# RECORD EXTRACTS
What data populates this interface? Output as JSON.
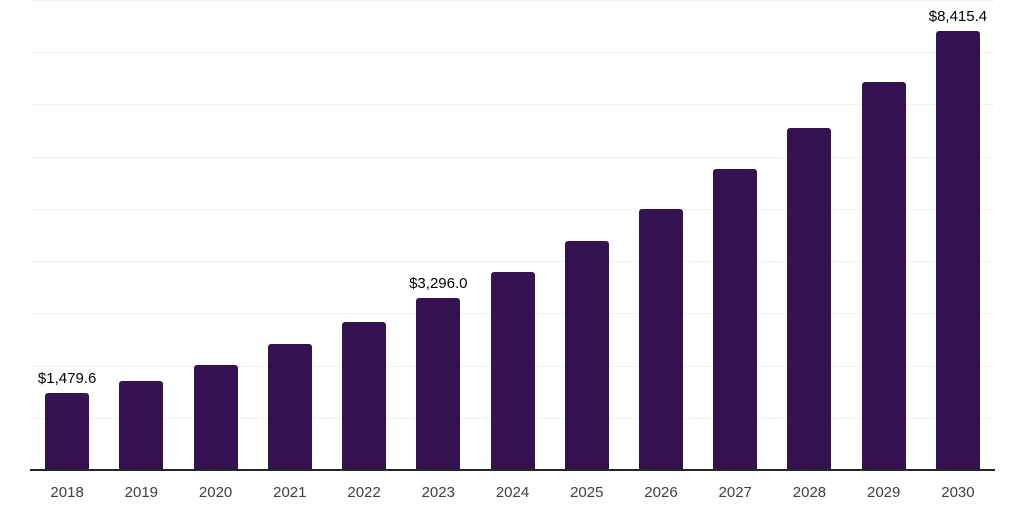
{
  "chart_data": {
    "type": "bar",
    "title": "",
    "xlabel": "",
    "ylabel": "",
    "categories": [
      "2018",
      "2019",
      "2020",
      "2021",
      "2022",
      "2023",
      "2024",
      "2025",
      "2026",
      "2027",
      "2028",
      "2029",
      "2030"
    ],
    "values": [
      1479.6,
      1705.0,
      2010.0,
      2420.0,
      2835.0,
      3296.0,
      3800.0,
      4390.0,
      5005.0,
      5755.0,
      6540.0,
      7430.0,
      8415.4
    ],
    "data_labels": [
      "$1,479.6",
      null,
      null,
      null,
      null,
      "$3,296.0",
      null,
      null,
      null,
      null,
      null,
      null,
      "$8,415.4"
    ],
    "ylim": [
      0,
      9000
    ],
    "gridline_step": 1000,
    "grid": "horizontal",
    "legend": "none",
    "colors": {
      "bar": "#341151",
      "gridline": "#f2f2f2",
      "axis_line": "#262626",
      "tick_label": "#404040",
      "data_label": "#000000",
      "background": "#ffffff"
    }
  }
}
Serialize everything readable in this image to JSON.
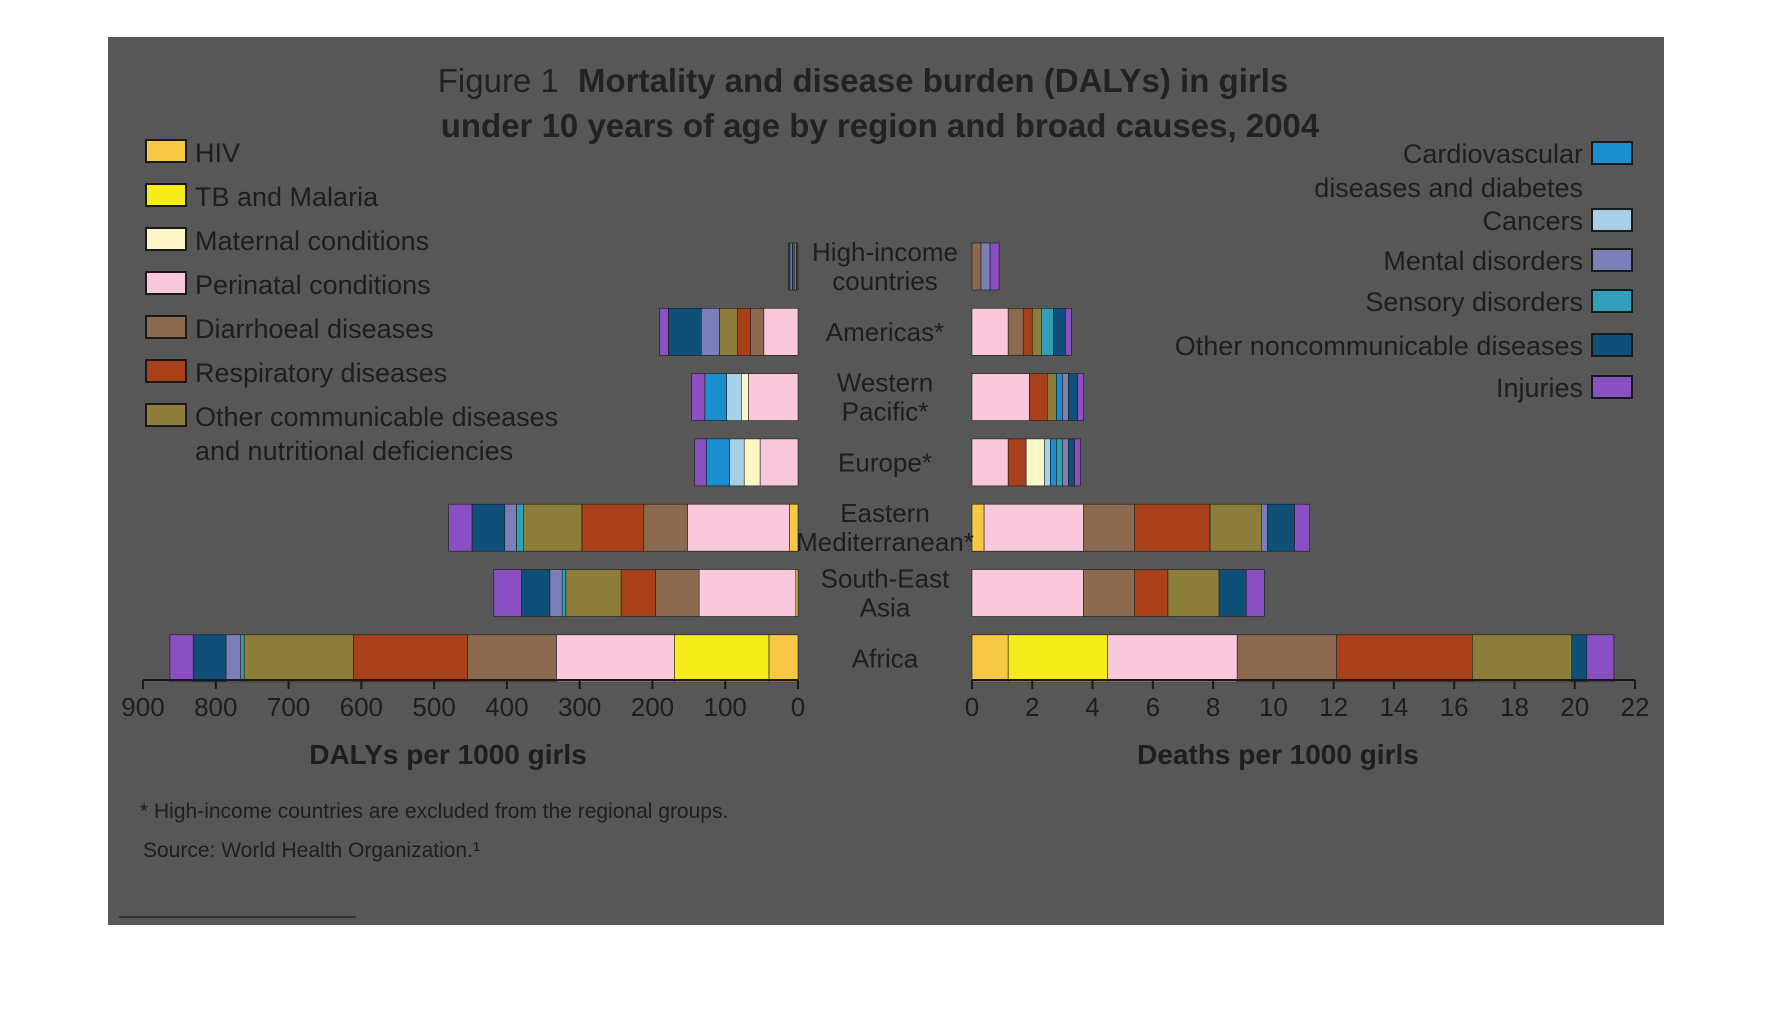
{
  "chart_data": {
    "type": "bar",
    "orientation": "horizontal",
    "stacked": true,
    "figure_label": "Figure 1",
    "title": "Mortality and disease burden (DALYs) in girls under 10 years of age by region and broad causes, 2004",
    "title_lines": [
      "Mortality and disease burden (DALYs) in girls",
      "under 10 years of age by region and broad causes, 2004"
    ],
    "categories": [
      [
        "High-income",
        "countries"
      ],
      [
        "Americas*"
      ],
      [
        "Western",
        "Pacific*"
      ],
      [
        "Europe*"
      ],
      [
        "Eastern",
        "Mediterranean*"
      ],
      [
        "South-East",
        "Asia"
      ],
      [
        "Africa"
      ]
    ],
    "grid": false,
    "legend_placement": "left and right of the bars",
    "left_axis": {
      "label": "DALYs per 1000 girls",
      "ticks": [
        900,
        800,
        700,
        600,
        500,
        400,
        300,
        200,
        100,
        0
      ],
      "range": [
        900,
        0
      ],
      "direction": "reversed"
    },
    "right_axis": {
      "label": "Deaths per 1000 girls",
      "ticks": [
        0,
        2,
        4,
        6,
        8,
        10,
        12,
        14,
        16,
        18,
        20,
        22
      ],
      "range": [
        0,
        22
      ]
    },
    "series": [
      {
        "key": "hiv",
        "name": "HIV",
        "legend_lines": [
          "HIV"
        ],
        "color": "#f7c843",
        "legend_side": "left"
      },
      {
        "key": "tb",
        "name": "TB and Malaria",
        "legend_lines": [
          "TB and Malaria"
        ],
        "color": "#f5ec1a",
        "legend_side": "left"
      },
      {
        "key": "maternal",
        "name": "Maternal conditions",
        "legend_lines": [
          "Maternal conditions"
        ],
        "color": "#fdf6c9",
        "legend_side": "left"
      },
      {
        "key": "perinatal",
        "name": "Perinatal conditions",
        "legend_lines": [
          "Perinatal conditions"
        ],
        "color": "#f9c8dc",
        "legend_side": "left"
      },
      {
        "key": "diarrhoeal",
        "name": "Diarrhoeal diseases",
        "legend_lines": [
          "Diarrhoeal diseases"
        ],
        "color": "#8c6a4f",
        "legend_side": "left"
      },
      {
        "key": "respiratory",
        "name": "Respiratory diseases",
        "legend_lines": [
          "Respiratory diseases"
        ],
        "color": "#a8411a",
        "legend_side": "left"
      },
      {
        "key": "other_comm",
        "name": "Other communicable diseases and nutritional deficiencies",
        "legend_lines": [
          "Other communicable diseases",
          "and nutritional deficiencies"
        ],
        "color": "#8c7d3a",
        "legend_side": "left"
      },
      {
        "key": "cardio",
        "name": "Cardiovascular diseases and diabetes",
        "legend_lines": [
          "Cardiovascular",
          "diseases and diabetes"
        ],
        "color": "#1a8fd0",
        "legend_side": "right"
      },
      {
        "key": "cancers",
        "name": "Cancers",
        "legend_lines": [
          "Cancers"
        ],
        "color": "#a8cfe8",
        "legend_side": "right"
      },
      {
        "key": "mental",
        "name": "Mental disorders",
        "legend_lines": [
          "Mental disorders"
        ],
        "color": "#7b7fb8",
        "legend_side": "right"
      },
      {
        "key": "sensory",
        "name": "Sensory disorders",
        "legend_lines": [
          "Sensory disorders"
        ],
        "color": "#2fa0b8",
        "legend_side": "right"
      },
      {
        "key": "other_ncd",
        "name": "Other noncommunicable diseases",
        "legend_lines": [
          "Other noncommunicable diseases"
        ],
        "color": "#0f4f78",
        "legend_side": "right"
      },
      {
        "key": "injuries",
        "name": "Injuries",
        "legend_lines": [
          "Injuries"
        ],
        "color": "#8a4fc0",
        "legend_side": "right"
      }
    ],
    "stack_order_from_zero": [
      "hiv",
      "tb",
      "perinatal",
      "diarrhoeal",
      "respiratory",
      "other_comm",
      "maternal",
      "cancers",
      "cardio",
      "sensory",
      "mental",
      "other_ncd",
      "injuries"
    ],
    "dalys_per_1000": [
      {
        "hiv": 1,
        "tb": 0,
        "perinatal": 0,
        "diarrhoeal": 1,
        "respiratory": 1,
        "other_comm": 0,
        "maternal": 0,
        "cancers": 2,
        "cardio": 2,
        "sensory": 1,
        "mental": 3,
        "other_ncd": 2,
        "injuries": 0
      },
      {
        "hiv": 0,
        "tb": 0,
        "perinatal": 47,
        "diarrhoeal": 18,
        "respiratory": 18,
        "other_comm": 25,
        "maternal": 0,
        "cancers": 0,
        "cardio": 0,
        "sensory": 0,
        "mental": 25,
        "other_ncd": 45,
        "injuries": 12
      },
      {
        "hiv": 0,
        "tb": 0,
        "perinatal": 68,
        "diarrhoeal": 0,
        "respiratory": 0,
        "other_comm": 0,
        "maternal": 10,
        "cancers": 20,
        "cardio": 30,
        "sensory": 0,
        "mental": 0,
        "other_ncd": 0,
        "injuries": 18
      },
      {
        "hiv": 0,
        "tb": 0,
        "perinatal": 52,
        "diarrhoeal": 0,
        "respiratory": 0,
        "other_comm": 0,
        "maternal": 22,
        "cancers": 20,
        "cardio": 32,
        "sensory": 0,
        "mental": 0,
        "other_ncd": 0,
        "injuries": 16
      },
      {
        "hiv": 12,
        "tb": 0,
        "perinatal": 140,
        "diarrhoeal": 60,
        "respiratory": 85,
        "other_comm": 80,
        "maternal": 0,
        "cancers": 0,
        "cardio": 0,
        "sensory": 10,
        "mental": 16,
        "other_ncd": 45,
        "injuries": 32
      },
      {
        "hiv": 3,
        "tb": 0,
        "perinatal": 133,
        "diarrhoeal": 60,
        "respiratory": 47,
        "other_comm": 76,
        "maternal": 0,
        "cancers": 0,
        "cardio": 0,
        "sensory": 5,
        "mental": 17,
        "other_ncd": 39,
        "injuries": 38
      },
      {
        "hiv": 40,
        "tb": 130,
        "perinatal": 162,
        "diarrhoeal": 122,
        "respiratory": 157,
        "other_comm": 150,
        "maternal": 0,
        "cancers": 0,
        "cardio": 0,
        "sensory": 5,
        "mental": 20,
        "other_ncd": 45,
        "injuries": 32
      }
    ],
    "deaths_per_1000": [
      {
        "hiv": 0,
        "tb": 0,
        "perinatal": 0,
        "diarrhoeal": 0.3,
        "respiratory": 0,
        "other_comm": 0,
        "maternal": 0,
        "cancers": 0,
        "cardio": 0,
        "sensory": 0,
        "mental": 0.3,
        "other_ncd": 0,
        "injuries": 0.3
      },
      {
        "hiv": 0,
        "tb": 0,
        "perinatal": 1.2,
        "diarrhoeal": 0.5,
        "respiratory": 0.3,
        "other_comm": 0.3,
        "maternal": 0,
        "cancers": 0,
        "cardio": 0,
        "sensory": 0.4,
        "mental": 0,
        "other_ncd": 0.4,
        "injuries": 0.2
      },
      {
        "hiv": 0,
        "tb": 0,
        "perinatal": 1.9,
        "diarrhoeal": 0,
        "respiratory": 0.6,
        "other_comm": 0.3,
        "maternal": 0,
        "cancers": 0,
        "cardio": 0.2,
        "sensory": 0,
        "mental": 0.2,
        "other_ncd": 0.3,
        "injuries": 0.2
      },
      {
        "hiv": 0,
        "tb": 0,
        "perinatal": 1.2,
        "diarrhoeal": 0,
        "respiratory": 0.6,
        "other_comm": 0,
        "maternal": 0.6,
        "cancers": 0.2,
        "cardio": 0.2,
        "sensory": 0.2,
        "mental": 0.2,
        "other_ncd": 0.2,
        "injuries": 0.2
      },
      {
        "hiv": 0.4,
        "tb": 0,
        "perinatal": 3.3,
        "diarrhoeal": 1.7,
        "respiratory": 2.5,
        "other_comm": 1.7,
        "maternal": 0,
        "cancers": 0,
        "cardio": 0,
        "sensory": 0,
        "mental": 0.2,
        "other_ncd": 0.9,
        "injuries": 0.5
      },
      {
        "hiv": 0,
        "tb": 0,
        "perinatal": 3.7,
        "diarrhoeal": 1.7,
        "respiratory": 1.1,
        "other_comm": 1.7,
        "maternal": 0,
        "cancers": 0,
        "cardio": 0,
        "sensory": 0,
        "mental": 0,
        "other_ncd": 0.9,
        "injuries": 0.6
      },
      {
        "hiv": 1.2,
        "tb": 3.3,
        "perinatal": 4.3,
        "diarrhoeal": 3.3,
        "respiratory": 4.5,
        "other_comm": 3.3,
        "maternal": 0,
        "cancers": 0,
        "cardio": 0,
        "sensory": 0,
        "mental": 0,
        "other_ncd": 0.5,
        "injuries": 0.9
      }
    ],
    "footnotes": [
      "* High-income countries are excluded from the regional groups.",
      "Source: World Health Organization.¹"
    ]
  }
}
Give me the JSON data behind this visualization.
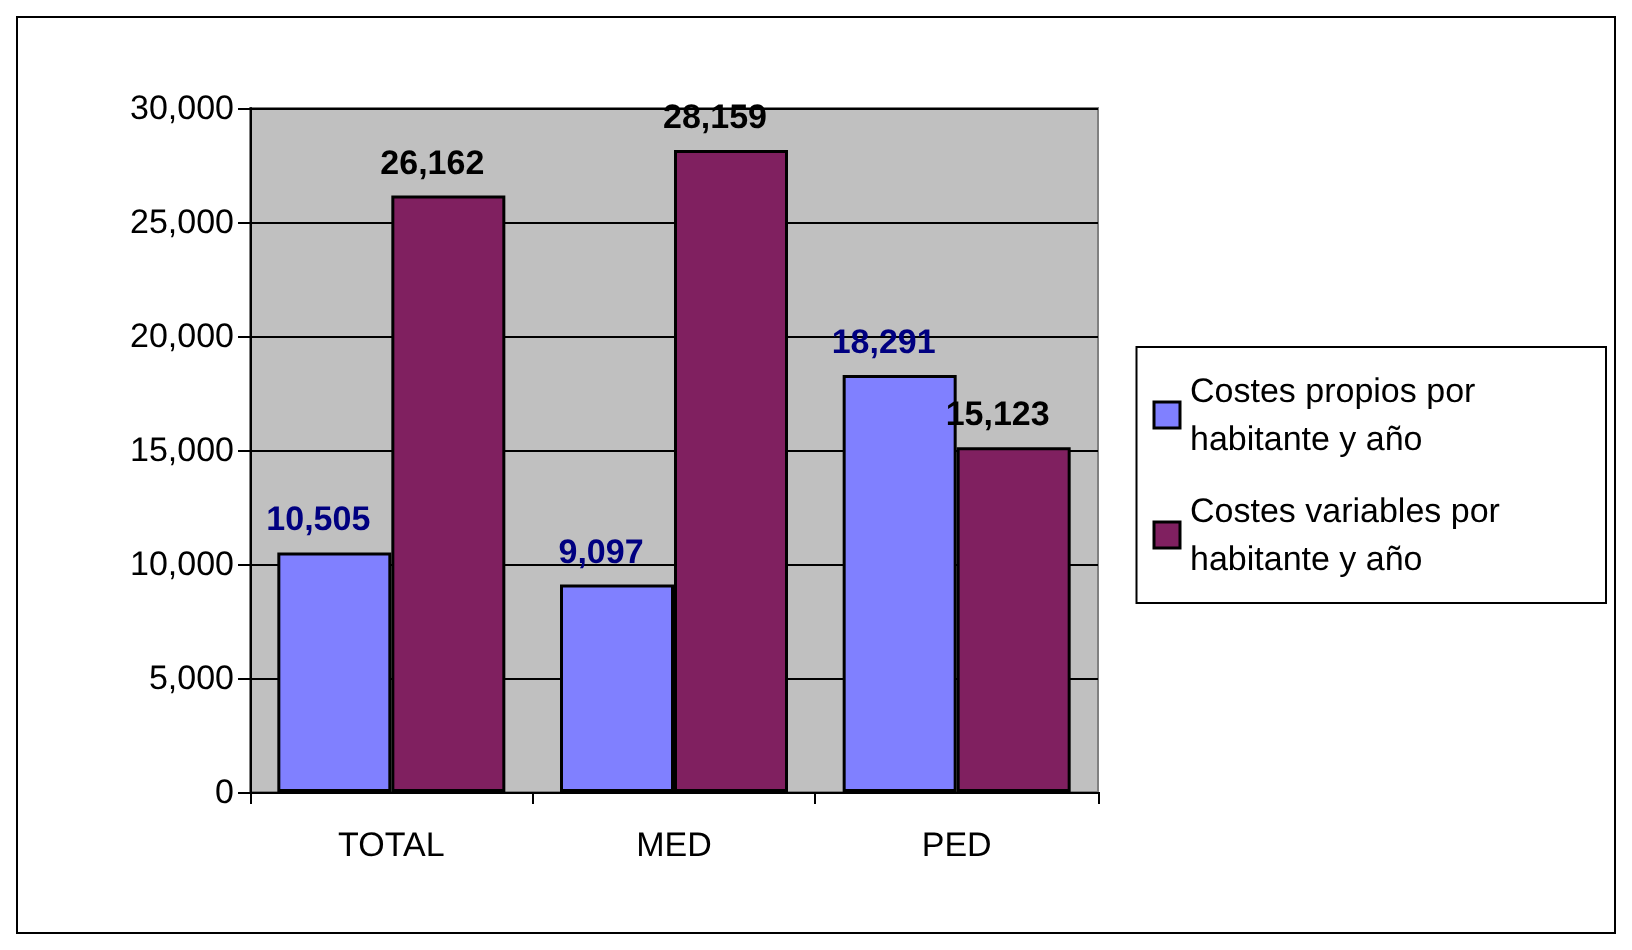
{
  "chart_data": {
    "type": "bar",
    "categories": [
      "TOTAL",
      "MED",
      "PED"
    ],
    "series": [
      {
        "name": "Costes propios por habitante y año",
        "color": "#8080ff",
        "values": [
          10505,
          9097,
          18291
        ],
        "value_labels": [
          "10,505",
          "9,097",
          "18,291"
        ]
      },
      {
        "name": "Costes variables por habitante y año",
        "color": "#802060",
        "values": [
          26162,
          28159,
          15123
        ],
        "value_labels": [
          "26,162",
          "28,159",
          "15,123"
        ]
      }
    ],
    "ylim": [
      0,
      30000
    ],
    "yticks": [
      {
        "value": 0,
        "label": "0"
      },
      {
        "value": 5000,
        "label": "5,000"
      },
      {
        "value": 10000,
        "label": "10,000"
      },
      {
        "value": 15000,
        "label": "15,000"
      },
      {
        "value": 20000,
        "label": "20,000"
      },
      {
        "value": 25000,
        "label": "25,000"
      },
      {
        "value": 30000,
        "label": "30,000"
      }
    ],
    "grid": "y",
    "legend": "right"
  }
}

# EXERCISE DETAILS
Gather each line of the records holding the string "income".

# REPLY
        "High-income",
      "* High-income countries are excluded from the regional groups.",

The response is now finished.